Report how many lines in the listing below include the word "PowerShell". Write nothing besides the number.

====

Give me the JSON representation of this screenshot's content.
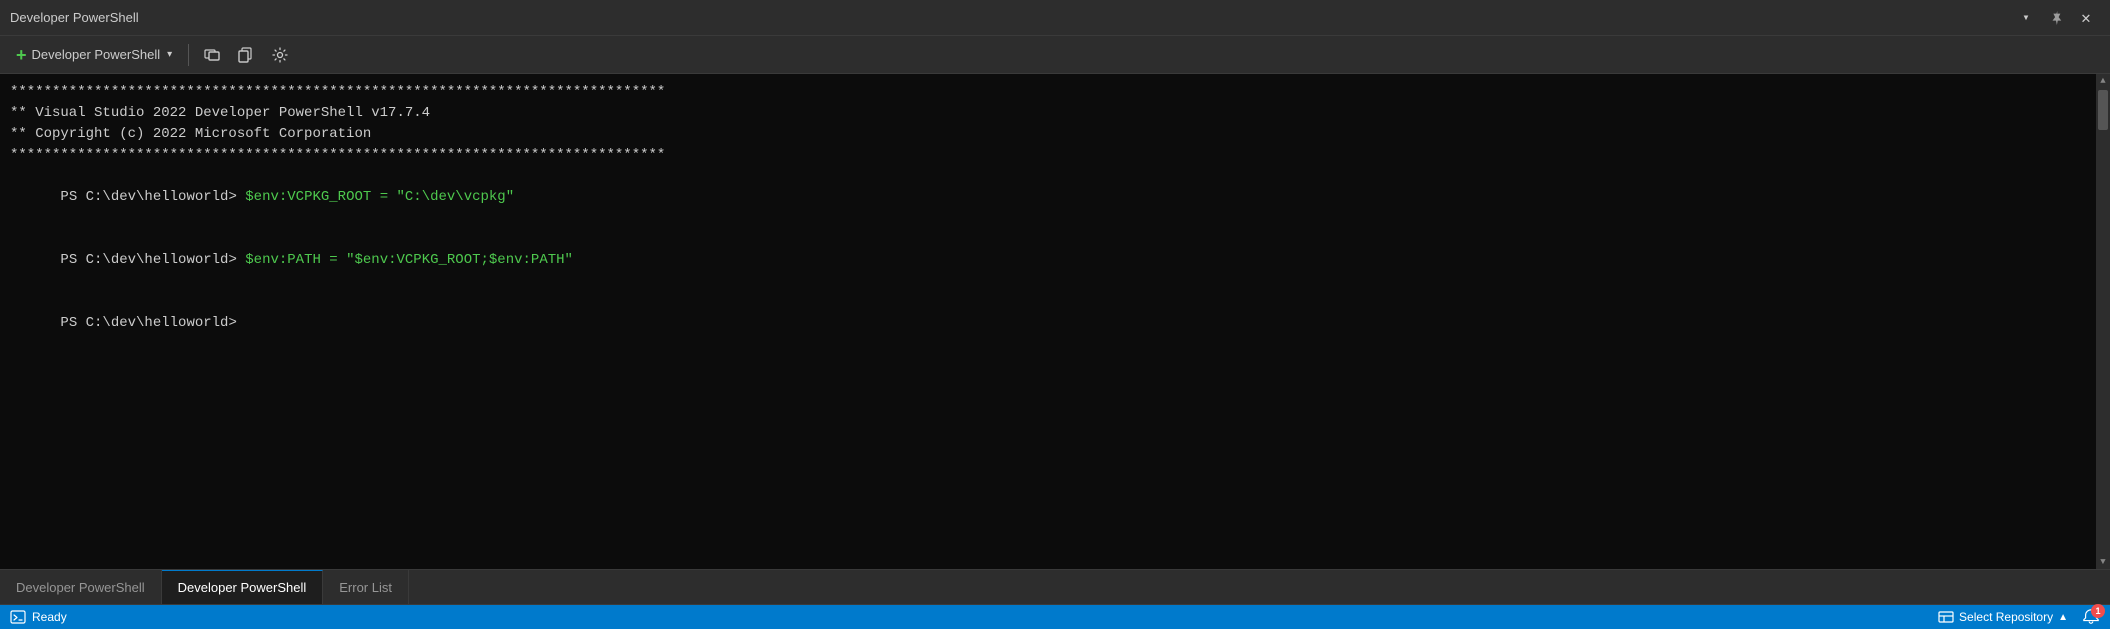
{
  "titleBar": {
    "title": "Developer PowerShell",
    "pinIcon": "📌",
    "closeIcon": "✕",
    "dropdownIcon": "▾"
  },
  "toolbar": {
    "addLabel": "Developer PowerShell",
    "splitIcon": "⧉",
    "copyIcon": "⎘",
    "gearIcon": "⚙"
  },
  "terminal": {
    "starLine": "******************************************************************************",
    "infoLine1": "** Visual Studio 2022 Developer PowerShell v17.7.4",
    "infoLine2": "** Copyright (c) 2022 Microsoft Corporation",
    "cmd1Prompt": "PS C:\\dev\\helloworld> ",
    "cmd1Green": "$env:VCPKG_ROOT = \"C:\\dev\\vcpkg\"",
    "cmd2Prompt": "PS C:\\dev\\helloworld> ",
    "cmd2Green": "$env:PATH = \"$env:VCPKG_ROOT;$env:PATH\"",
    "cmd3Prompt": "PS C:\\dev\\helloworld> "
  },
  "tabs": [
    {
      "label": "Developer PowerShell",
      "active": false
    },
    {
      "label": "Developer PowerShell",
      "active": true
    },
    {
      "label": "Error List",
      "active": false
    }
  ],
  "statusBar": {
    "readyIcon": "⬜",
    "readyText": "Ready",
    "repoIcon": "⬜",
    "repoLabel": "Select Repository",
    "repoArrow": "▲",
    "bellIcon": "🔔",
    "notifCount": "1"
  }
}
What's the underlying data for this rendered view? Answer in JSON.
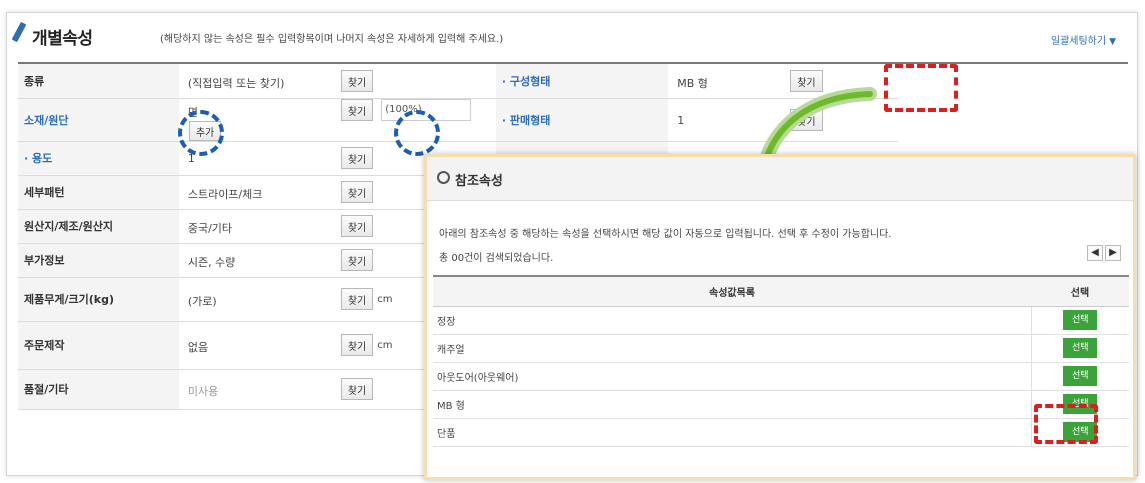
{
  "header": {
    "title": "개별속성",
    "description_prefix": "(해당하지 않는 속성은 필수 입력항목이며 나머지 속성은 자세하게 입력해 주세요.)",
    "batch_link": "일괄세팅하기",
    "batch_link_arrow": "▼"
  },
  "attributes": {
    "rows": [
      {
        "label": "종류",
        "value": "(직접입력 또는 찾기)",
        "button": "찾기"
      },
      {
        "label": "소재/원단",
        "value": "면",
        "button": "찾기",
        "extra_value": "(100%)",
        "extra_button": "추가"
      },
      {
        "label": "· 용도",
        "value": "1",
        "button": "찾기"
      },
      {
        "label": "세부패턴",
        "value": "스트라이프/체크",
        "button": "찾기"
      },
      {
        "label": "원산지/제조/원산지",
        "value": "중국/기타",
        "button": "찾기"
      },
      {
        "label": "부가정보",
        "value": "시즌, 수량",
        "button": "찾기"
      },
      {
        "label": "제품무게/크기(kg)",
        "value": "(가로)",
        "button": "찾기",
        "trail": "cm"
      },
      {
        "label": "주문제작",
        "value": "없음",
        "button": "찾기",
        "trail": "cm"
      },
      {
        "label": "품절/기타",
        "value": "미사용",
        "button": "찾기"
      }
    ],
    "right_rows": [
      {
        "label": "· 구성형태",
        "value": "MB 형",
        "button": "찾기"
      },
      {
        "label": "· 판매형태",
        "value": "1",
        "button": "찾기"
      }
    ]
  },
  "popup": {
    "title": "참조속성",
    "note1": "아래의 참조속성 중 해당하는 속성을 선택하시면 해당 값이 자동으로 입력됩니다. 선택 후 수정이 가능합니다.",
    "note2": "총 00건이 검색되었습니다.",
    "pager": [
      "◀",
      "▶"
    ],
    "table": {
      "col_name": "속성값목록",
      "col_select": "선택",
      "rows": [
        {
          "name": "정장",
          "button": "선택"
        },
        {
          "name": "캐주얼",
          "button": "선택"
        },
        {
          "name": "아웃도어(아웃웨어)",
          "button": "선택"
        },
        {
          "name": "MB 형",
          "button": "선택"
        },
        {
          "name": "단품",
          "button": "선택"
        }
      ]
    }
  },
  "colors": {
    "accent_blue": "#2f6db5",
    "highlight_red": "#d9201f",
    "select_green": "#3aa43a",
    "arrow_green": "#6dbb2b"
  }
}
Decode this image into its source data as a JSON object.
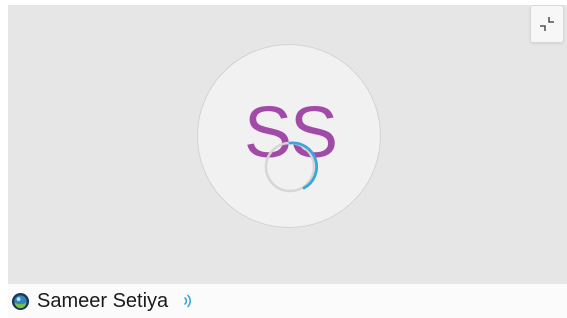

====

• **EXERCISE RESULT**
5